Excerpt from a dataset
• • •
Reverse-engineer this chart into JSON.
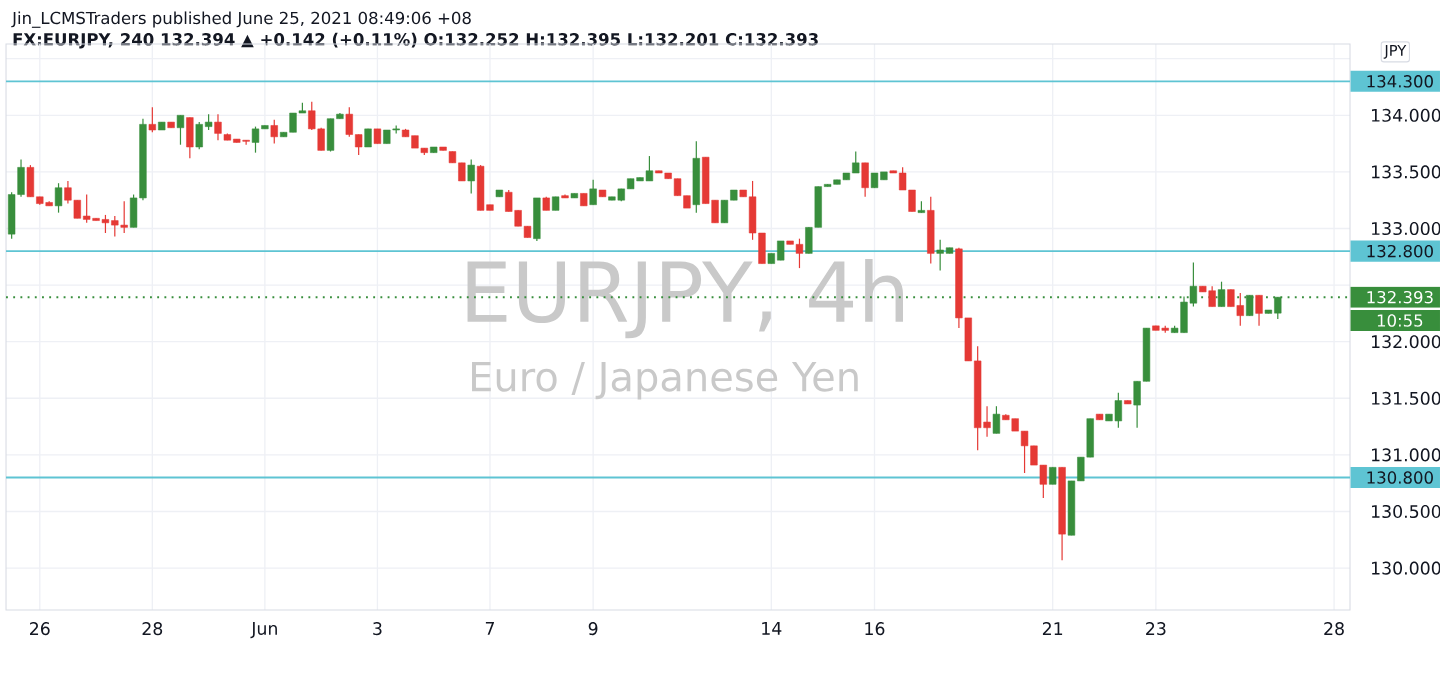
{
  "chart_data": {
    "type": "candlestick",
    "title": "EURJPY, 4h",
    "subtitle": "Euro / Japanese Yen",
    "annotations": [
      "Jin_LCMSTraders published June 25, 2021 08:49:06 +08",
      "FX:EURJPY, 240 132.394 ▲ +0.142 (+0.11%) O:132.252 H:132.395 L:132.201 C:132.393",
      "JPY",
      "10:55"
    ],
    "categories": [
      null,
      null,
      null,
      "26",
      null,
      null,
      null,
      null,
      null,
      null,
      null,
      null,
      null,
      null,
      null,
      "28",
      null,
      null,
      null,
      null,
      null,
      null,
      null,
      null,
      null,
      null,
      null,
      "Jun",
      null,
      null,
      null,
      null,
      null,
      null,
      null,
      null,
      null,
      null,
      null,
      "3",
      null,
      null,
      null,
      null,
      null,
      null,
      null,
      null,
      null,
      null,
      null,
      "7",
      null,
      null,
      null,
      null,
      null,
      null,
      null,
      null,
      null,
      null,
      "9",
      null,
      null,
      null,
      null,
      null,
      null,
      null,
      null,
      null,
      null,
      null,
      null,
      null,
      null,
      null,
      null,
      null,
      null,
      "14",
      null,
      null,
      null,
      null,
      null,
      null,
      null,
      null,
      null,
      null,
      "16",
      null,
      null,
      null,
      null,
      null,
      null,
      null,
      null,
      null,
      null,
      null,
      null,
      null,
      null,
      null,
      null,
      null,
      null,
      "21",
      null,
      null,
      null,
      null,
      null,
      null,
      null,
      null,
      null,
      null,
      "23",
      null,
      null,
      null,
      null,
      null,
      null,
      null,
      null,
      null,
      null,
      null,
      null,
      null,
      null,
      null,
      null,
      null,
      null,
      "28"
    ],
    "ohlc": [
      [
        132.95,
        133.32,
        132.91,
        133.3
      ],
      [
        133.3,
        133.61,
        133.28,
        133.54
      ],
      [
        133.54,
        133.56,
        133.28,
        133.28
      ],
      [
        133.28,
        133.28,
        133.21,
        133.22
      ],
      [
        133.23,
        133.24,
        133.2,
        133.2
      ],
      [
        133.2,
        133.4,
        133.14,
        133.36
      ],
      [
        133.36,
        133.42,
        133.22,
        133.25
      ],
      [
        133.25,
        133.25,
        133.09,
        133.09
      ],
      [
        133.11,
        133.3,
        133.05,
        133.08
      ],
      [
        133.09,
        133.09,
        133.07,
        133.07
      ],
      [
        133.08,
        133.12,
        132.96,
        133.05
      ],
      [
        133.07,
        133.11,
        132.93,
        133.03
      ],
      [
        133.03,
        133.24,
        132.96,
        133.01
      ],
      [
        133.01,
        133.3,
        133.01,
        133.27
      ],
      [
        133.27,
        133.97,
        133.25,
        133.92
      ],
      [
        133.92,
        134.07,
        133.85,
        133.87
      ],
      [
        133.87,
        133.94,
        133.87,
        133.94
      ],
      [
        133.94,
        133.94,
        133.89,
        133.89
      ],
      [
        133.89,
        134.0,
        133.74,
        134.0
      ],
      [
        133.98,
        133.98,
        133.62,
        133.72
      ],
      [
        133.72,
        133.94,
        133.7,
        133.92
      ],
      [
        133.9,
        134.01,
        133.87,
        133.94
      ],
      [
        133.94,
        134.01,
        133.78,
        133.84
      ],
      [
        133.83,
        133.84,
        133.78,
        133.78
      ],
      [
        133.79,
        133.79,
        133.76,
        133.76
      ],
      [
        133.78,
        133.78,
        133.74,
        133.77
      ],
      [
        133.76,
        133.9,
        133.67,
        133.88
      ],
      [
        133.88,
        133.91,
        133.88,
        133.91
      ],
      [
        133.91,
        133.96,
        133.75,
        133.81
      ],
      [
        133.81,
        133.85,
        133.81,
        133.85
      ],
      [
        133.85,
        134.02,
        133.85,
        134.02
      ],
      [
        134.02,
        134.11,
        134.02,
        134.04
      ],
      [
        134.04,
        134.12,
        133.87,
        133.88
      ],
      [
        133.88,
        133.89,
        133.69,
        133.69
      ],
      [
        133.69,
        133.97,
        133.68,
        133.97
      ],
      [
        133.97,
        134.02,
        133.97,
        134.01
      ],
      [
        134.01,
        134.07,
        133.81,
        133.83
      ],
      [
        133.83,
        133.83,
        133.65,
        133.72
      ],
      [
        133.72,
        133.88,
        133.72,
        133.88
      ],
      [
        133.88,
        133.88,
        133.75,
        133.75
      ],
      [
        133.75,
        133.87,
        133.75,
        133.87
      ],
      [
        133.87,
        133.91,
        133.84,
        133.88
      ],
      [
        133.87,
        133.88,
        133.81,
        133.81
      ],
      [
        133.82,
        133.82,
        133.71,
        133.71
      ],
      [
        133.71,
        133.71,
        133.65,
        133.67
      ],
      [
        133.67,
        133.72,
        133.67,
        133.72
      ],
      [
        133.72,
        133.72,
        133.69,
        133.69
      ],
      [
        133.68,
        133.68,
        133.58,
        133.58
      ],
      [
        133.58,
        133.58,
        133.42,
        133.42
      ],
      [
        133.42,
        133.61,
        133.31,
        133.56
      ],
      [
        133.55,
        133.56,
        133.16,
        133.16
      ],
      [
        133.21,
        133.21,
        133.16,
        133.16
      ],
      [
        133.28,
        133.34,
        133.28,
        133.34
      ],
      [
        133.32,
        133.34,
        133.15,
        133.15
      ],
      [
        133.16,
        133.16,
        133.02,
        133.02
      ],
      [
        133.02,
        133.02,
        132.92,
        132.92
      ],
      [
        132.91,
        133.27,
        132.89,
        133.27
      ],
      [
        133.27,
        133.28,
        133.16,
        133.16
      ],
      [
        133.16,
        133.28,
        133.16,
        133.28
      ],
      [
        133.29,
        133.3,
        133.27,
        133.27
      ],
      [
        133.27,
        133.31,
        133.27,
        133.31
      ],
      [
        133.31,
        133.31,
        133.2,
        133.2
      ],
      [
        133.21,
        133.43,
        133.21,
        133.35
      ],
      [
        133.34,
        133.34,
        133.28,
        133.28
      ],
      [
        133.25,
        133.28,
        133.25,
        133.28
      ],
      [
        133.25,
        133.35,
        133.24,
        133.35
      ],
      [
        133.35,
        133.44,
        133.35,
        133.44
      ],
      [
        133.42,
        133.45,
        133.42,
        133.45
      ],
      [
        133.42,
        133.64,
        133.42,
        133.51
      ],
      [
        133.51,
        133.51,
        133.49,
        133.49
      ],
      [
        133.49,
        133.49,
        133.44,
        133.44
      ],
      [
        133.44,
        133.44,
        133.29,
        133.29
      ],
      [
        133.29,
        133.29,
        133.18,
        133.18
      ],
      [
        133.21,
        133.77,
        133.14,
        133.62
      ],
      [
        133.63,
        133.63,
        133.22,
        133.22
      ],
      [
        133.25,
        133.25,
        133.05,
        133.05
      ],
      [
        133.05,
        133.25,
        133.05,
        133.25
      ],
      [
        133.25,
        133.34,
        133.25,
        133.34
      ],
      [
        133.34,
        133.34,
        133.28,
        133.28
      ],
      [
        133.28,
        133.42,
        132.9,
        132.96
      ],
      [
        132.96,
        132.96,
        132.69,
        132.69
      ],
      [
        132.69,
        132.78,
        132.69,
        132.78
      ],
      [
        132.72,
        132.89,
        132.72,
        132.89
      ],
      [
        132.89,
        132.89,
        132.86,
        132.86
      ],
      [
        132.86,
        132.91,
        132.65,
        132.78
      ],
      [
        132.78,
        133.01,
        132.78,
        133.01
      ],
      [
        133.01,
        133.37,
        133.01,
        133.37
      ],
      [
        133.37,
        133.39,
        133.37,
        133.39
      ],
      [
        133.39,
        133.43,
        133.39,
        133.43
      ],
      [
        133.43,
        133.49,
        133.43,
        133.49
      ],
      [
        133.49,
        133.68,
        133.49,
        133.58
      ],
      [
        133.58,
        133.58,
        133.28,
        133.36
      ],
      [
        133.36,
        133.49,
        133.36,
        133.49
      ],
      [
        133.43,
        133.5,
        133.43,
        133.5
      ],
      [
        133.51,
        133.51,
        133.49,
        133.49
      ],
      [
        133.49,
        133.54,
        133.34,
        133.34
      ],
      [
        133.34,
        133.34,
        133.15,
        133.15
      ],
      [
        133.14,
        133.24,
        133.14,
        133.16
      ],
      [
        133.16,
        133.28,
        132.69,
        132.78
      ],
      [
        132.78,
        132.9,
        132.63,
        132.81
      ],
      [
        132.78,
        132.83,
        132.78,
        132.83
      ],
      [
        132.82,
        132.83,
        132.12,
        132.21
      ],
      [
        132.21,
        132.21,
        131.83,
        131.83
      ],
      [
        131.83,
        131.96,
        131.04,
        131.24
      ],
      [
        131.29,
        131.43,
        131.16,
        131.24
      ],
      [
        131.19,
        131.43,
        131.19,
        131.36
      ],
      [
        131.35,
        131.36,
        131.31,
        131.31
      ],
      [
        131.32,
        131.32,
        131.21,
        131.21
      ],
      [
        131.21,
        131.21,
        130.84,
        131.08
      ],
      [
        131.08,
        131.08,
        130.91,
        130.91
      ],
      [
        130.91,
        130.91,
        130.62,
        130.74
      ],
      [
        130.74,
        130.89,
        130.74,
        130.89
      ],
      [
        130.89,
        130.89,
        130.07,
        130.3
      ],
      [
        130.29,
        130.77,
        130.29,
        130.77
      ],
      [
        130.77,
        130.98,
        130.77,
        130.98
      ],
      [
        130.98,
        131.32,
        130.98,
        131.32
      ],
      [
        131.36,
        131.36,
        131.31,
        131.31
      ],
      [
        131.3,
        131.36,
        131.3,
        131.36
      ],
      [
        131.3,
        131.55,
        131.24,
        131.48
      ],
      [
        131.48,
        131.48,
        131.45,
        131.45
      ],
      [
        131.44,
        131.65,
        131.24,
        131.65
      ],
      [
        131.65,
        132.12,
        131.65,
        132.12
      ],
      [
        132.14,
        132.14,
        132.1,
        132.1
      ],
      [
        132.12,
        132.14,
        132.08,
        132.1
      ],
      [
        132.08,
        132.14,
        132.08,
        132.12
      ],
      [
        132.08,
        132.4,
        132.08,
        132.35
      ],
      [
        132.34,
        132.7,
        132.31,
        132.49
      ],
      [
        132.49,
        132.49,
        132.44,
        132.44
      ],
      [
        132.45,
        132.49,
        132.31,
        132.31
      ],
      [
        132.31,
        132.53,
        132.31,
        132.46
      ],
      [
        132.46,
        132.46,
        132.31,
        132.31
      ],
      [
        132.32,
        132.43,
        132.14,
        132.23
      ],
      [
        132.23,
        132.41,
        132.23,
        132.41
      ],
      [
        132.41,
        132.41,
        132.14,
        132.25
      ],
      [
        132.25,
        132.28,
        132.25,
        132.28
      ],
      [
        132.252,
        132.395,
        132.201,
        132.393
      ],
      null,
      null,
      null,
      null,
      null,
      null
    ],
    "ylim": [
      129.63,
      134.63
    ],
    "yticks": [
      {
        "value": 130,
        "label": "130.000"
      },
      {
        "value": 130.5,
        "label": "130.500"
      },
      {
        "value": 131,
        "label": "131.000"
      },
      {
        "value": 131.5,
        "label": "131.500"
      },
      {
        "value": 132,
        "label": "132.000"
      },
      {
        "value": 132.5,
        "label": null
      },
      {
        "value": 133,
        "label": "133.000"
      },
      {
        "value": 133.5,
        "label": "133.500"
      },
      {
        "value": 134,
        "label": "134.000"
      },
      {
        "value": 134.5,
        "label": null
      }
    ],
    "ref_lines": [
      {
        "axis": "y",
        "value": 134.3,
        "label": "134.300",
        "color": "#5ec4d3"
      },
      {
        "axis": "y",
        "value": 132.8,
        "label": "132.800",
        "color": "#5ec4d3"
      },
      {
        "axis": "y",
        "value": 130.8,
        "label": "130.800",
        "color": "#5ec4d3"
      },
      {
        "axis": "y",
        "value": 132.393,
        "label": "132.393",
        "color": "#388e3c",
        "line_style": "dotted"
      }
    ],
    "grid": true
  }
}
• • •
→ Problem to work on: Identify each line holding the string "EURJPY", and copy it out.

→ Solution to the exercise:
    "title": "EURJPY, 4h",
      "FX:EURJPY, 240 132.394 ▲ +0.142 (+0.11%) O:132.252 H:132.395 L:132.201 C:132.393",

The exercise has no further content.